--- INSTRUCTIONS FOR THE TASK ---
Give the lines below as a JSON list of strings, one string per line, with blank lines and picture placeholders left out.

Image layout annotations
★ ★ ★
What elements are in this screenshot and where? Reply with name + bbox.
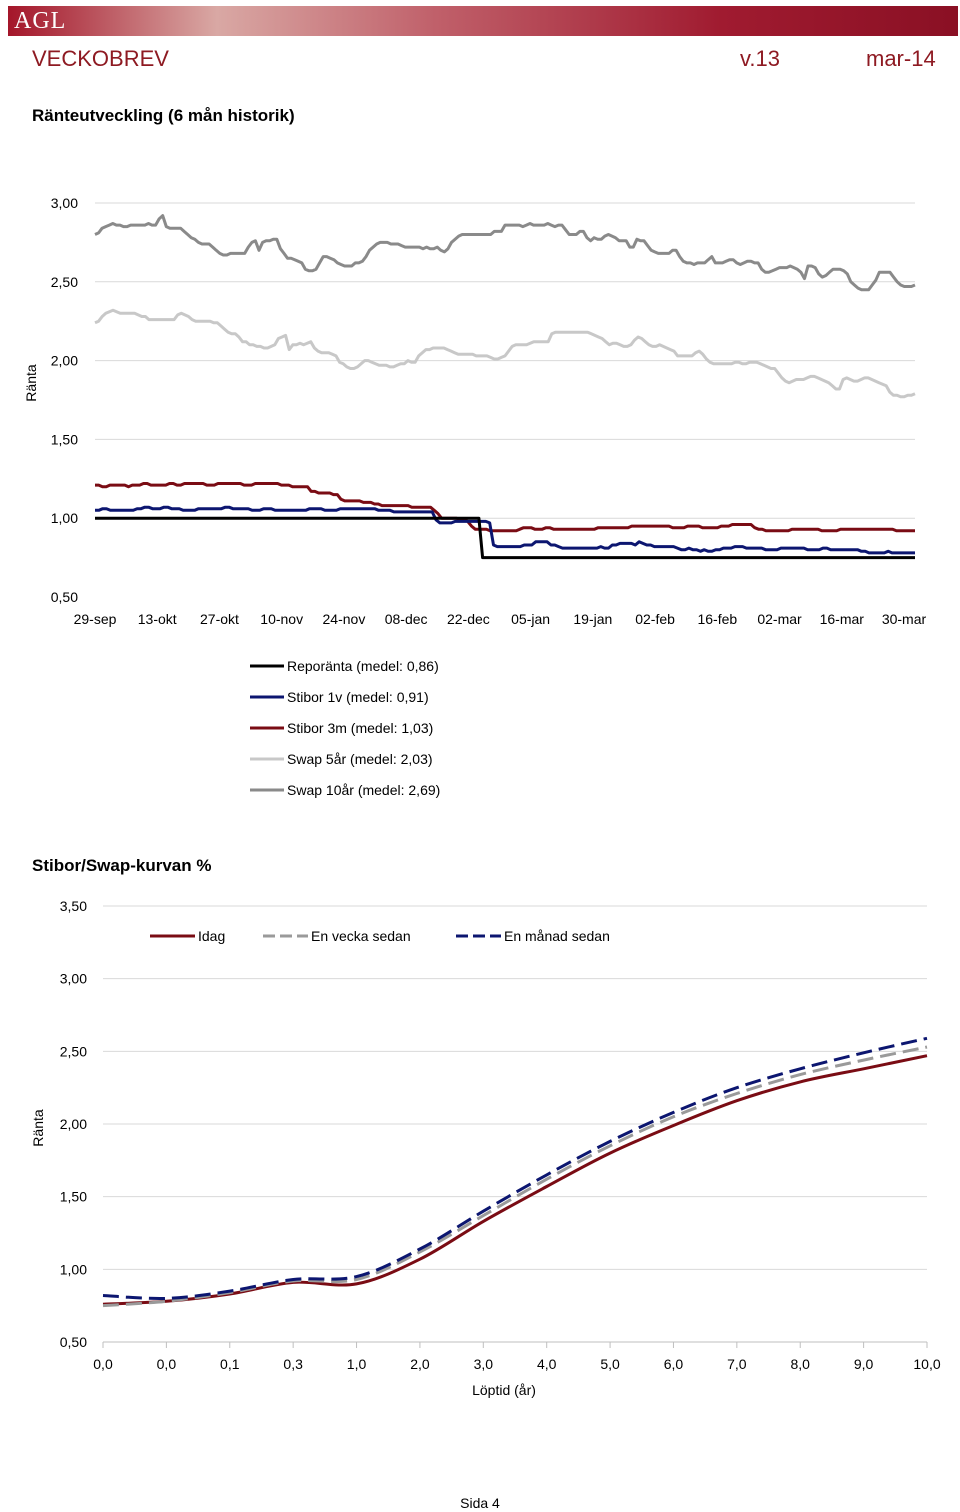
y-tick-label: 2,50 xyxy=(60,1043,87,1059)
series-line xyxy=(94,214,916,292)
rate-history-chart: 0,50 1,00 1,50 2,00 2,50 3,00 Ränta 29-sep 13-ok… xyxy=(23,195,927,798)
x-tick-label: 0,0 xyxy=(93,1356,113,1372)
x-tick-label: 16-mar xyxy=(820,611,865,627)
x-tick-label: 24-nov xyxy=(323,611,366,627)
y-tick-label: 3,50 xyxy=(60,898,87,914)
legend-label: Stibor 3m (medel: 1,03) xyxy=(287,720,433,736)
x-tick-label: 08-dec xyxy=(385,611,428,627)
x-tick-label: 05-jan xyxy=(511,611,550,627)
newsletter-title: VECKOBREV xyxy=(32,46,169,71)
x-tick-label: 13-okt xyxy=(138,611,177,627)
header-banner: AGL xyxy=(8,6,958,36)
x-tick-label: 22-dec xyxy=(447,611,490,627)
series-line xyxy=(95,482,915,533)
x-tick-label: 0,1 xyxy=(220,1356,240,1372)
legend-label: Swap 10år (medel: 2,69) xyxy=(287,782,440,798)
x-axis-label: Löptid (år) xyxy=(472,1382,536,1398)
x-tick-label: 27-okt xyxy=(200,611,239,627)
legend-label: Idag xyxy=(198,928,225,944)
y-tick-label: 2,50 xyxy=(51,274,78,290)
x-tick-label: 02-feb xyxy=(635,611,675,627)
y-tick-label: 0,50 xyxy=(60,1334,87,1350)
legend-label: Reporänta (medel: 0,86) xyxy=(287,658,439,674)
x-tick-label: 0,0 xyxy=(157,1356,177,1372)
series-line xyxy=(102,1054,928,1306)
x-tick-label: 16-feb xyxy=(697,611,737,627)
x-tick-label: 9,0 xyxy=(854,1356,874,1372)
week-number: v.13 xyxy=(740,46,780,71)
x-tick-label: 4,0 xyxy=(537,1356,557,1372)
x-tick-label: 5,0 xyxy=(600,1356,620,1372)
agl-logo: AGL xyxy=(14,8,67,34)
x-tick-label: 2,0 xyxy=(410,1356,430,1372)
y-tick-label: 0,50 xyxy=(51,589,78,605)
legend-label: Swap 5år (medel: 2,03) xyxy=(287,751,433,767)
x-tick-label: 6,0 xyxy=(664,1356,684,1372)
page-number: Sida 4 xyxy=(460,1495,500,1511)
series-line xyxy=(102,1036,928,1300)
y-tick-label: 2,00 xyxy=(51,353,78,369)
series-line xyxy=(95,516,915,560)
issue-date: mar-14 xyxy=(866,46,936,71)
y-tick-label: 1,00 xyxy=(60,1261,87,1277)
series-line xyxy=(102,1045,928,1308)
y-axis-label: Ränta xyxy=(30,1109,46,1147)
x-tick-label: 10,0 xyxy=(913,1356,940,1372)
x-tick-label: 1,0 xyxy=(347,1356,367,1372)
x-tick-label: 29-sep xyxy=(74,611,117,627)
y-axis-label: Ränta xyxy=(23,364,39,402)
x-tick-label: 30-mar xyxy=(882,611,927,627)
x-tick-label: 19-jan xyxy=(573,611,612,627)
y-tick-label: 1,50 xyxy=(51,431,78,447)
x-tick-label: 02-mar xyxy=(757,611,802,627)
y-tick-label: 1,00 xyxy=(51,510,78,526)
x-tick-label: 7,0 xyxy=(727,1356,747,1372)
legend-label: En månad sedan xyxy=(504,928,610,944)
rate-history-title: Ränteutveckling (6 mån historik) xyxy=(32,106,295,125)
y-tick-label: 3,00 xyxy=(60,971,87,987)
x-tick-label: 8,0 xyxy=(790,1356,810,1372)
x-tick-label: 0,3 xyxy=(283,1356,303,1372)
legend-label: Stibor 1v (medel: 0,91) xyxy=(287,689,429,705)
x-tick-label: 3,0 xyxy=(474,1356,494,1372)
y-tick-label: 3,00 xyxy=(51,195,78,211)
legend-label: En vecka sedan xyxy=(311,928,411,944)
x-tick-label: 10-nov xyxy=(260,611,303,627)
y-tick-label: 2,00 xyxy=(60,1116,87,1132)
y-tick-label: 1,50 xyxy=(60,1189,87,1205)
yield-curve-title: Stibor/Swap-kurvan % xyxy=(32,856,212,875)
series-line xyxy=(95,505,915,555)
series-line xyxy=(94,308,916,399)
★ ★ ★
--- ANSWER TO THIS PROBLEM ---
[
  "What elements are in this screenshot and where? Reply with name + bbox.",
  "y-tick-label: 2,50 xyxy=(60,1043,87,1059)",
  "series-line xyxy=(94,214,916,292)",
  "rate-history-chart: 0,50 1,00 1,50 2,00 2,50 3,00 Ränta 29-sep 13-ok… xyxy=(23,195,927,798)",
  "x-tick-label: 0,0 xyxy=(93,1356,113,1372)",
  "x-tick-label: 16-mar xyxy=(820,611,865,627)",
  "x-tick-label: 24-nov xyxy=(323,611,366,627)",
  "y-tick-label: 3,50 xyxy=(60,898,87,914)",
  "legend-label: Stibor 3m (medel: 1,03) xyxy=(287,720,433,736)",
  "x-tick-label: 08-dec xyxy=(385,611,428,627)",
  "x-tick-label: 05-jan xyxy=(511,611,550,627)",
  "newsletter-title: VECKOBREV xyxy=(32,46,169,71)",
  "x-tick-label: 13-okt xyxy=(138,611,177,627)",
  "header-banner: AGL xyxy=(8,6,958,36)",
  "x-tick-label: 22-dec xyxy=(447,611,490,627)",
  "series-line xyxy=(95,482,915,533)",
  "x-tick-label: 0,1 xyxy=(220,1356,240,1372)",
  "legend-label: Swap 10år (medel: 2,69) xyxy=(287,782,440,798)",
  "x-axis-label: Löptid (år) xyxy=(472,1382,536,1398)",
  "x-tick-label: 27-okt xyxy=(200,611,239,627)",
  "legend-label: Idag xyxy=(198,928,225,944)",
  "y-tick-label: 2,50 xyxy=(51,274,78,290)",
  "x-tick-label: 02-feb xyxy=(635,611,675,627)",
  "y-tick-label: 0,50 xyxy=(60,1334,87,1350)",
  "legend-label: Reporänta (medel: 0,86) xyxy=(287,658,439,674)",
  "x-tick-label: 0,0 xyxy=(157,1356,177,1372)",
  "series-line xyxy=(102,1054,928,1306)",
  "x-tick-label: 16-feb xyxy=(697,611,737,627)",
  "x-tick-label: 9,0 xyxy=(854,1356,874,1372)",
  "week-number: v.13 xyxy=(740,46,780,71)",
  "x-tick-label: 4,0 xyxy=(537,1356,557,1372)",
  "x-tick-label: 5,0 xyxy=(600,1356,620,1372)",
  "agl-logo: AGL xyxy=(14,8,67,34)",
  "x-tick-label: 2,0 xyxy=(410,1356,430,1372)",
  "y-tick-label: 0,50 xyxy=(51,589,78,605)",
  "legend-label: Swap 5år (medel: 2,03) xyxy=(287,751,433,767)",
  "x-tick-label: 6,0 xyxy=(664,1356,684,1372)",
  "page-number: Sida 4 xyxy=(460,1495,500,1511)",
  "series-line xyxy=(102,1036,928,1300)",
  "y-tick-label: 2,00 xyxy=(51,353,78,369)",
  "series-line xyxy=(95,516,915,560)",
  "issue-date: mar-14 xyxy=(866,46,936,71)",
  "y-tick-label: 1,00 xyxy=(60,1261,87,1277)",
  "series-line xyxy=(102,1045,928,1308)",
  "y-axis-label: Ränta xyxy=(30,1109,46,1147)",
  "x-tick-label: 10,0 xyxy=(913,1356,940,1372)",
  "x-tick-label: 1,0 xyxy=(347,1356,367,1372)",
  "x-tick-label: 29-sep xyxy=(74,611,117,627)",
  "y-axis-label: Ränta xyxy=(23,364,39,402)",
  "x-tick-label: 30-mar xyxy=(882,611,927,627)",
  "x-tick-label: 19-jan xyxy=(573,611,612,627)",
  "y-tick-label: 1,50 xyxy=(51,431,78,447)",
  "x-tick-label: 02-mar xyxy=(757,611,802,627)",
  "y-tick-label: 1,00 xyxy=(51,510,78,526)",
  "x-tick-label: 7,0 xyxy=(727,1356,747,1372)",
  "legend-label: En månad sedan xyxy=(504,928,610,944)",
  "rate-history-title: Ränteutveckling (6 mån historik) xyxy=(32,106,295,125)",
  "y-tick-label: 3,00 xyxy=(60,971,87,987)",
  "x-tick-label: 8,0 xyxy=(790,1356,810,1372)",
  "x-tick-label: 0,3 xyxy=(283,1356,303,1372)",
  "legend-label: Stibor 1v (medel: 0,91) xyxy=(287,689,429,705)",
  "x-tick-label: 3,0 xyxy=(474,1356,494,1372)",
  "y-tick-label: 3,00 xyxy=(51,195,78,211)",
  "legend-label: En vecka sedan xyxy=(311,928,411,944)",
  "x-tick-label: 10-nov xyxy=(260,611,303,627)",
  "y-tick-label: 2,00 xyxy=(60,1116,87,1132)",
  "y-tick-label: 1,50 xyxy=(60,1189,87,1205)",
  "yield-curve-title: Stibor/Swap-kurvan % xyxy=(32,856,212,875)",
  "series-line xyxy=(95,505,915,555)",
  "series-line xyxy=(94,308,916,399)"
]